** Data entries **
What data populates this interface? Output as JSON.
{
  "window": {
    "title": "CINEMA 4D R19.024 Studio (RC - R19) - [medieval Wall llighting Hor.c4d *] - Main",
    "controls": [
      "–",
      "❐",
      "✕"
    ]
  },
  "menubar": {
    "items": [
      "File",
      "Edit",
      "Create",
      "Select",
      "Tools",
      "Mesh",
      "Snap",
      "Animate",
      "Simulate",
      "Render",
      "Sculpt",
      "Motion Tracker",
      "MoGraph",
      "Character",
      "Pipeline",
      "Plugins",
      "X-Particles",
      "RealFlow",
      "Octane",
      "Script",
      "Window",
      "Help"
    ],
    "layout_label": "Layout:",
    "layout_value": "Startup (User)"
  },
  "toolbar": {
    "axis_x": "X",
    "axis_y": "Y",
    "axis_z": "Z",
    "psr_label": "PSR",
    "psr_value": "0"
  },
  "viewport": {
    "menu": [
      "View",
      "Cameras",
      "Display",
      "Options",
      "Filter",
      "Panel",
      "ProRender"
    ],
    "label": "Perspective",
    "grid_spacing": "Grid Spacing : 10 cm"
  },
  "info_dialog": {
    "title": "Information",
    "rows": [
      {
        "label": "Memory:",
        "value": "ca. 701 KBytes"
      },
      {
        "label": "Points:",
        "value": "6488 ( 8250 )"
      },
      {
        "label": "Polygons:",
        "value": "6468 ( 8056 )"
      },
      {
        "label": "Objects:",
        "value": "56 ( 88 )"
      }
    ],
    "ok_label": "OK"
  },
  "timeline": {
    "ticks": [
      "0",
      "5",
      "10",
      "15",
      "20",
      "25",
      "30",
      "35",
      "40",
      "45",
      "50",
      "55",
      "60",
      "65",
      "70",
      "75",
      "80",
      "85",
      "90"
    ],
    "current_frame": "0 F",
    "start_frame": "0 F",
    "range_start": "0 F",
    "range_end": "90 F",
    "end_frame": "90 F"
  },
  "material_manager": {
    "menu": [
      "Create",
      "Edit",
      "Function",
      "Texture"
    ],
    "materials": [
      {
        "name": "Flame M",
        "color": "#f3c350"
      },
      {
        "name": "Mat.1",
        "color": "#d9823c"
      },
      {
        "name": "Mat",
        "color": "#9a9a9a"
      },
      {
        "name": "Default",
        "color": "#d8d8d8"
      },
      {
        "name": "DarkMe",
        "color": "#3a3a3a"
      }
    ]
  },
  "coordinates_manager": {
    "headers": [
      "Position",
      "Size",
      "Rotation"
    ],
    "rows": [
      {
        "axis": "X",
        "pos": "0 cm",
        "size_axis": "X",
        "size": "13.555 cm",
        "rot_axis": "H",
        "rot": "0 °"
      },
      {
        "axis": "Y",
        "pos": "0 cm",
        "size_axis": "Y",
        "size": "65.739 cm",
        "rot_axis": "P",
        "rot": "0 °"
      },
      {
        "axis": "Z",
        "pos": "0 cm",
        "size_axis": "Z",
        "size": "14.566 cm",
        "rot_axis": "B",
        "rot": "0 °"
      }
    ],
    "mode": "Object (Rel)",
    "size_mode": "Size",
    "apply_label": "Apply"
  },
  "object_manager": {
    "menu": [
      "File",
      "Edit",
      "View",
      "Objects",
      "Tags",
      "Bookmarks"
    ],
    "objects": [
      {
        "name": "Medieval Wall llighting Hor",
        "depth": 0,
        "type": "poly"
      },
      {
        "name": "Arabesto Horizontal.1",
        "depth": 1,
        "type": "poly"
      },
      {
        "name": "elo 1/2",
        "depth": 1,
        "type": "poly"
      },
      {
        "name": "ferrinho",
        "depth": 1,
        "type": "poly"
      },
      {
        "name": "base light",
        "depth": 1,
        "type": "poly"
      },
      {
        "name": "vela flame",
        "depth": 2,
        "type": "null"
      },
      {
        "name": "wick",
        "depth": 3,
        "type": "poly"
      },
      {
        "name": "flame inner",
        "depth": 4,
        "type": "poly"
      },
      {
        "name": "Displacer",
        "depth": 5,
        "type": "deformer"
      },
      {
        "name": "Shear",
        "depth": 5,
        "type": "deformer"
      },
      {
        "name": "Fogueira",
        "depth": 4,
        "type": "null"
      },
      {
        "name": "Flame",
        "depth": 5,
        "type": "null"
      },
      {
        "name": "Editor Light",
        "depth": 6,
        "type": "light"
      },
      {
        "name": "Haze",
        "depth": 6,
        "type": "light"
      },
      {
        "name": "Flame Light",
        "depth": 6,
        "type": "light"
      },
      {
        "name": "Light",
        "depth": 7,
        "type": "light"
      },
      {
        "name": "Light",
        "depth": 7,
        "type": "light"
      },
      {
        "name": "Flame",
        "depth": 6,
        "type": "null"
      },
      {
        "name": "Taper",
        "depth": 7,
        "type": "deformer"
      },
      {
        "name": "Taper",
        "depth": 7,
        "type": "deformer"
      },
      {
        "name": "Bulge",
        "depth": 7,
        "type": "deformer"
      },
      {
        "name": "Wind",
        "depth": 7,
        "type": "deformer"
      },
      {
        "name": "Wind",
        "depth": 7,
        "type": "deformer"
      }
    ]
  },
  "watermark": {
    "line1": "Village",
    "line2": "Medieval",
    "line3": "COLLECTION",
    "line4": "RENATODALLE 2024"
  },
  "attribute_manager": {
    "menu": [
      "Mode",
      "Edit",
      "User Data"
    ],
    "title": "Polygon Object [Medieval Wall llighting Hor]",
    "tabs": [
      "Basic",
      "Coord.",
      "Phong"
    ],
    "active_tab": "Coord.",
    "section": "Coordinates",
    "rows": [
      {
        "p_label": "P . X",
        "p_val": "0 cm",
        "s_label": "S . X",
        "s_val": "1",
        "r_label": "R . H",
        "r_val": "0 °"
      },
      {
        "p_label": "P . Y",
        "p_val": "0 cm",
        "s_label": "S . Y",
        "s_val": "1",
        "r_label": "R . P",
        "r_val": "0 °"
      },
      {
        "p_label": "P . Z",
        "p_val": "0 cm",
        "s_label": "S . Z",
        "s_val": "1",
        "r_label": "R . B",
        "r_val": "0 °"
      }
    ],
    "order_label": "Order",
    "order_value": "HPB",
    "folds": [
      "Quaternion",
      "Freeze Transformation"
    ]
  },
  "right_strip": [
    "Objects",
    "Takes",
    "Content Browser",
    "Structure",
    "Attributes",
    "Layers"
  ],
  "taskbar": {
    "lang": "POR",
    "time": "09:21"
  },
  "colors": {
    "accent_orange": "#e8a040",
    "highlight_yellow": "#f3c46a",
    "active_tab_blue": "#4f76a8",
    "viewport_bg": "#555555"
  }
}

** PROBLEM **
Extract the listing in its entirety and repeat it exactly.

** SOLUTION TO THIS TASK **
What data populates this interface? Output as JSON.
{
  "window": {
    "title": "CINEMA 4D R19.024 Studio (RC - R19) - [medieval Wall llighting Hor.c4d *] - Main",
    "controls": [
      "–",
      "❐",
      "✕"
    ]
  },
  "menubar": {
    "items": [
      "File",
      "Edit",
      "Create",
      "Select",
      "Tools",
      "Mesh",
      "Snap",
      "Animate",
      "Simulate",
      "Render",
      "Sculpt",
      "Motion Tracker",
      "MoGraph",
      "Character",
      "Pipeline",
      "Plugins",
      "X-Particles",
      "RealFlow",
      "Octane",
      "Script",
      "Window",
      "Help"
    ],
    "layout_label": "Layout:",
    "layout_value": "Startup (User)"
  },
  "toolbar": {
    "axis_x": "X",
    "axis_y": "Y",
    "axis_z": "Z",
    "psr_label": "PSR",
    "psr_value": "0"
  },
  "viewport": {
    "menu": [
      "View",
      "Cameras",
      "Display",
      "Options",
      "Filter",
      "Panel",
      "ProRender"
    ],
    "label": "Perspective",
    "grid_spacing": "Grid Spacing : 10 cm"
  },
  "info_dialog": {
    "title": "Information",
    "rows": [
      {
        "label": "Memory:",
        "value": "ca. 701 KBytes"
      },
      {
        "label": "Points:",
        "value": "6488 ( 8250 )"
      },
      {
        "label": "Polygons:",
        "value": "6468 ( 8056 )"
      },
      {
        "label": "Objects:",
        "value": "56 ( 88 )"
      }
    ],
    "ok_label": "OK"
  },
  "timeline": {
    "ticks": [
      "0",
      "5",
      "10",
      "15",
      "20",
      "25",
      "30",
      "35",
      "40",
      "45",
      "50",
      "55",
      "60",
      "65",
      "70",
      "75",
      "80",
      "85",
      "90"
    ],
    "current_frame": "0 F",
    "start_frame": "0 F",
    "range_start": "0 F",
    "range_end": "90 F",
    "end_frame": "90 F"
  },
  "material_manager": {
    "menu": [
      "Create",
      "Edit",
      "Function",
      "Texture"
    ],
    "materials": [
      {
        "name": "Flame M",
        "color": "#f3c350"
      },
      {
        "name": "Mat.1",
        "color": "#d9823c"
      },
      {
        "name": "Mat",
        "color": "#9a9a9a"
      },
      {
        "name": "Default",
        "color": "#d8d8d8"
      },
      {
        "name": "DarkMe",
        "color": "#3a3a3a"
      }
    ]
  },
  "coordinates_manager": {
    "headers": [
      "Position",
      "Size",
      "Rotation"
    ],
    "rows": [
      {
        "axis": "X",
        "pos": "0 cm",
        "size_axis": "X",
        "size": "13.555 cm",
        "rot_axis": "H",
        "rot": "0 °"
      },
      {
        "axis": "Y",
        "pos": "0 cm",
        "size_axis": "Y",
        "size": "65.739 cm",
        "rot_axis": "P",
        "rot": "0 °"
      },
      {
        "axis": "Z",
        "pos": "0 cm",
        "size_axis": "Z",
        "size": "14.566 cm",
        "rot_axis": "B",
        "rot": "0 °"
      }
    ],
    "mode": "Object (Rel)",
    "size_mode": "Size",
    "apply_label": "Apply"
  },
  "object_manager": {
    "menu": [
      "File",
      "Edit",
      "View",
      "Objects",
      "Tags",
      "Bookmarks"
    ],
    "objects": [
      {
        "name": "Medieval Wall llighting Hor",
        "depth": 0,
        "type": "poly"
      },
      {
        "name": "Arabesto Horizontal.1",
        "depth": 1,
        "type": "poly"
      },
      {
        "name": "elo 1/2",
        "depth": 1,
        "type": "poly"
      },
      {
        "name": "ferrinho",
        "depth": 1,
        "type": "poly"
      },
      {
        "name": "base light",
        "depth": 1,
        "type": "poly"
      },
      {
        "name": "vela flame",
        "depth": 2,
        "type": "null"
      },
      {
        "name": "wick",
        "depth": 3,
        "type": "poly"
      },
      {
        "name": "flame inner",
        "depth": 4,
        "type": "poly"
      },
      {
        "name": "Displacer",
        "depth": 5,
        "type": "deformer"
      },
      {
        "name": "Shear",
        "depth": 5,
        "type": "deformer"
      },
      {
        "name": "Fogueira",
        "depth": 4,
        "type": "null"
      },
      {
        "name": "Flame",
        "depth": 5,
        "type": "null"
      },
      {
        "name": "Editor Light",
        "depth": 6,
        "type": "light"
      },
      {
        "name": "Haze",
        "depth": 6,
        "type": "light"
      },
      {
        "name": "Flame Light",
        "depth": 6,
        "type": "light"
      },
      {
        "name": "Light",
        "depth": 7,
        "type": "light"
      },
      {
        "name": "Light",
        "depth": 7,
        "type": "light"
      },
      {
        "name": "Flame",
        "depth": 6,
        "type": "null"
      },
      {
        "name": "Taper",
        "depth": 7,
        "type": "deformer"
      },
      {
        "name": "Taper",
        "depth": 7,
        "type": "deformer"
      },
      {
        "name": "Bulge",
        "depth": 7,
        "type": "deformer"
      },
      {
        "name": "Wind",
        "depth": 7,
        "type": "deformer"
      },
      {
        "name": "Wind",
        "depth": 7,
        "type": "deformer"
      }
    ]
  },
  "watermark": {
    "line1": "Village",
    "line2": "Medieval",
    "line3": "COLLECTION",
    "line4": "RENATODALLE 2024"
  },
  "attribute_manager": {
    "menu": [
      "Mode",
      "Edit",
      "User Data"
    ],
    "title": "Polygon Object [Medieval Wall llighting Hor]",
    "tabs": [
      "Basic",
      "Coord.",
      "Phong"
    ],
    "active_tab": "Coord.",
    "section": "Coordinates",
    "rows": [
      {
        "p_label": "P . X",
        "p_val": "0 cm",
        "s_label": "S . X",
        "s_val": "1",
        "r_label": "R . H",
        "r_val": "0 °"
      },
      {
        "p_label": "P . Y",
        "p_val": "0 cm",
        "s_label": "S . Y",
        "s_val": "1",
        "r_label": "R . P",
        "r_val": "0 °"
      },
      {
        "p_label": "P . Z",
        "p_val": "0 cm",
        "s_label": "S . Z",
        "s_val": "1",
        "r_label": "R . B",
        "r_val": "0 °"
      }
    ],
    "order_label": "Order",
    "order_value": "HPB",
    "folds": [
      "Quaternion",
      "Freeze Transformation"
    ]
  },
  "right_strip": [
    "Objects",
    "Takes",
    "Content Browser",
    "Structure",
    "Attributes",
    "Layers"
  ],
  "taskbar": {
    "lang": "POR",
    "time": "09:21"
  },
  "colors": {
    "accent_orange": "#e8a040",
    "highlight_yellow": "#f3c46a",
    "active_tab_blue": "#4f76a8",
    "viewport_bg": "#555555"
  }
}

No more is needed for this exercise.